PROBLEM TO WORK ON -
Using the entries that follow, collect the lines where the word "default" appears.

(Stored records)
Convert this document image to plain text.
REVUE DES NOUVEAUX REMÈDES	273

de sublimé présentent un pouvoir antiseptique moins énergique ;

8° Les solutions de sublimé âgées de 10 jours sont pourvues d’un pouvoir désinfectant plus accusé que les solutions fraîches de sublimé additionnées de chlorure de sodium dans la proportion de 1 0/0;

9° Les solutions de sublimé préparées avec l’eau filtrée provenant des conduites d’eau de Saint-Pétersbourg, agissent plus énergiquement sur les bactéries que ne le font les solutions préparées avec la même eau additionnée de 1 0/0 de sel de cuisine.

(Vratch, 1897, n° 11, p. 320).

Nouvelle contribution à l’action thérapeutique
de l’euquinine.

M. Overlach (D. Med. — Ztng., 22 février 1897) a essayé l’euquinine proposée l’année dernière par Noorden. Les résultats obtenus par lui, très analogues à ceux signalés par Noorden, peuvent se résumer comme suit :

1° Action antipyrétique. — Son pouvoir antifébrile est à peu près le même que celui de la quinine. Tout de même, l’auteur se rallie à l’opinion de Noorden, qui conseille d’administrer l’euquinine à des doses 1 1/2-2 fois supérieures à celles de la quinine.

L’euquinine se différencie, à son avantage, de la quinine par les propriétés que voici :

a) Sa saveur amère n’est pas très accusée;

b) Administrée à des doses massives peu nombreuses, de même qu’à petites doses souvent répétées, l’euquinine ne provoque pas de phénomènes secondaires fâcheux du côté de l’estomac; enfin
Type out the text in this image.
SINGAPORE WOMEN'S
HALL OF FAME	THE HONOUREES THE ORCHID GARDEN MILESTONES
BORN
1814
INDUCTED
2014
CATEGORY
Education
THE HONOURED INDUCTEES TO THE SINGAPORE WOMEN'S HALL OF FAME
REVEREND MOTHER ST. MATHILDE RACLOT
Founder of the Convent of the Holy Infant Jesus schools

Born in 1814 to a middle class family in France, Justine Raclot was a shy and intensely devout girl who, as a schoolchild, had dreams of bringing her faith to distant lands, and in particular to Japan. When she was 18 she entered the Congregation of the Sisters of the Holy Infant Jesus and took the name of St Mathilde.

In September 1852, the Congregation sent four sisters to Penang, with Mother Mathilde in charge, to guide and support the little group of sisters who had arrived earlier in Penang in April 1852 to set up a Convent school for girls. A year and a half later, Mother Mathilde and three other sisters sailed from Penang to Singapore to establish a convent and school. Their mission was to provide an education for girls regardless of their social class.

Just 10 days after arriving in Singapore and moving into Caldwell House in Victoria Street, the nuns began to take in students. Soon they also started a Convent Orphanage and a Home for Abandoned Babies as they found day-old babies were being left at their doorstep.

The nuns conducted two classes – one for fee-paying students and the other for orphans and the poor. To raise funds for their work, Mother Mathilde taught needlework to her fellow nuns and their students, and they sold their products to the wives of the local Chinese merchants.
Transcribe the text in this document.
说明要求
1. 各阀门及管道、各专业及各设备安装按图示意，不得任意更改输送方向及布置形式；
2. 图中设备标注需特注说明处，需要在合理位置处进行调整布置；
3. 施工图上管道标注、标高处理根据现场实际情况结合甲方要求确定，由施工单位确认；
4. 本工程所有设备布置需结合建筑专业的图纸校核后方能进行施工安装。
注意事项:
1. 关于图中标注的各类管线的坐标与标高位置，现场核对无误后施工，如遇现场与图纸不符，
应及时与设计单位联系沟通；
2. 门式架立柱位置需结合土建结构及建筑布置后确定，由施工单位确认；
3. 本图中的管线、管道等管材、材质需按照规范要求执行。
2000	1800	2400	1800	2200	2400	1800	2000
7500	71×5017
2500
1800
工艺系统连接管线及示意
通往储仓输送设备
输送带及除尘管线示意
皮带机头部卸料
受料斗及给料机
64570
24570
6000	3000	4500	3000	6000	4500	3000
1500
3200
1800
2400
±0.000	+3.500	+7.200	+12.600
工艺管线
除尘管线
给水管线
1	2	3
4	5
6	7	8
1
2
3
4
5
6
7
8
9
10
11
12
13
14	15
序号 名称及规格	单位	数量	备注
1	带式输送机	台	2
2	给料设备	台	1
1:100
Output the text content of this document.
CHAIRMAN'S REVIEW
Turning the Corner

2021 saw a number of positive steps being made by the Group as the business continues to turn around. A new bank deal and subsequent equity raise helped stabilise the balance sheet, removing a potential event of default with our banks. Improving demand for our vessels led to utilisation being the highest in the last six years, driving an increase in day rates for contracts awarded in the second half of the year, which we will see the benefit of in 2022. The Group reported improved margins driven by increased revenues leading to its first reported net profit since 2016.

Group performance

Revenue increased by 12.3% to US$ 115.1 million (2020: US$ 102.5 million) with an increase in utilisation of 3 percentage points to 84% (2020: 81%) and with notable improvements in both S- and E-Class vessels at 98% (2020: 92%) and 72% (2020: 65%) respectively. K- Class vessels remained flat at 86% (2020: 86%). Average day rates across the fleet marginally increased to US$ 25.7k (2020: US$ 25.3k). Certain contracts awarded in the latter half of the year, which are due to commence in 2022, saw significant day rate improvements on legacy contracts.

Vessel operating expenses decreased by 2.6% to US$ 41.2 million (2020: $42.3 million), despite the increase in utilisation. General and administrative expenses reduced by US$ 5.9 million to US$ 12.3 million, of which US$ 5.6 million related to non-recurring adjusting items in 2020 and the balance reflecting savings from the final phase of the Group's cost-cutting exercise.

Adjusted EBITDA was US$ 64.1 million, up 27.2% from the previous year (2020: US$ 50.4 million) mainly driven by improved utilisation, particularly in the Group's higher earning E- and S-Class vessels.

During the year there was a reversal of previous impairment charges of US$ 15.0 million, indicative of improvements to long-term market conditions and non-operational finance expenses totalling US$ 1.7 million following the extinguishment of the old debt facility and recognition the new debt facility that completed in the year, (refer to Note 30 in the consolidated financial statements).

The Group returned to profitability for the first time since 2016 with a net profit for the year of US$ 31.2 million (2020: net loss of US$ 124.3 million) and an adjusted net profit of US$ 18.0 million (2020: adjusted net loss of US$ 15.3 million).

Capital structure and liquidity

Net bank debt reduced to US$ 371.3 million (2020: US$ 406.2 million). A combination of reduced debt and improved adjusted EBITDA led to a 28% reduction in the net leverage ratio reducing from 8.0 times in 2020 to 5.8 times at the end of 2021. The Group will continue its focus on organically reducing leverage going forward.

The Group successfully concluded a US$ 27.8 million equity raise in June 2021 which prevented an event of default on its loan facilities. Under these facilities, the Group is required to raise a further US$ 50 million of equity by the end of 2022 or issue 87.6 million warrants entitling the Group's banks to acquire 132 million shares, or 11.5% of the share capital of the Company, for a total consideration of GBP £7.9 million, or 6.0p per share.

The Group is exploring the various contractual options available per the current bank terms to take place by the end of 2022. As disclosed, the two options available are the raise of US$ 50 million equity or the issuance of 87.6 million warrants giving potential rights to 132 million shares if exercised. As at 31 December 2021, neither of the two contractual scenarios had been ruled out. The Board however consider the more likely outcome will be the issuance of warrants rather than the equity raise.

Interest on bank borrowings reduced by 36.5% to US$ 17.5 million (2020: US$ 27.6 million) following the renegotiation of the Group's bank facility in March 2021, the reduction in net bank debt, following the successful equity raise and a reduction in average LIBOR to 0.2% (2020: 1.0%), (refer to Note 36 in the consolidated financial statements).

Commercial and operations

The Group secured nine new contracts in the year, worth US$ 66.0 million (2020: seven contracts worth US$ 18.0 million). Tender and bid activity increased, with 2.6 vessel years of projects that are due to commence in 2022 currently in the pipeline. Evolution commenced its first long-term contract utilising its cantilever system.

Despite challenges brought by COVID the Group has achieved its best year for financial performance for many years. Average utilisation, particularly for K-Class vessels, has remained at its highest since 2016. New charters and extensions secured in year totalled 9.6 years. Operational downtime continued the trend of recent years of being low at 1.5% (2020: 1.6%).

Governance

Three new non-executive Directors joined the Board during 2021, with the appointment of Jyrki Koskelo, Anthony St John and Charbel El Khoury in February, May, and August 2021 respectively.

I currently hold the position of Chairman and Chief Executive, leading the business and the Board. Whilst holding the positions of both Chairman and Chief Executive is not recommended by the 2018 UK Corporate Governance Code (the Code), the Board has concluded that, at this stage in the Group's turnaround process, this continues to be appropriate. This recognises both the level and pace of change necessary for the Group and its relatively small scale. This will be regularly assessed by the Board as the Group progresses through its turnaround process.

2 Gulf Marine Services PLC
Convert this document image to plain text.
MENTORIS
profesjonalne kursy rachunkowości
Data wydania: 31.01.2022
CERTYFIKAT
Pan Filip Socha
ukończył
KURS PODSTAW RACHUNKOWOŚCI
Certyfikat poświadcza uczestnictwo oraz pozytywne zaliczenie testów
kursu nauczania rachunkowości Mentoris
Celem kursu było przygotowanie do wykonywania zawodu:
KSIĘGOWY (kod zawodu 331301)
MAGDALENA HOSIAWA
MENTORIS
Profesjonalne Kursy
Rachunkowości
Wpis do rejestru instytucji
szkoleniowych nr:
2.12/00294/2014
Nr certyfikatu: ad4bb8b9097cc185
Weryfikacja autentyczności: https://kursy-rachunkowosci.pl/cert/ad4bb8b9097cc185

ANSWER TO THIS TASK -
2021 saw a number of positive steps being made by the Group as the business continues to turn around. A new bank deal and subsequent equity raise helped stabilise the balance sheet, removing a potential event of default with our banks. Improving demand for our vessels led to utilisation being the highest in the last six years, driving an increase in day rates for contracts awarded in the second half of the year, which we will see the benefit of in 2022. The Group reported improved margins driven by increased revenues leading to its first reported net profit since 2016.
The Group successfully concluded a US$ 27.8 million equity raise in June 2021 which prevented an event of default on its loan facilities. Under these facilities, the Group is required to raise a further US$ 50 million of equity by the end of 2022 or issue 87.6 million warrants entitling the Group's banks to acquire 132 million shares, or 11.5% of the share capital of the Company, for a total consideration of GBP £7.9 million, or 6.0p per share.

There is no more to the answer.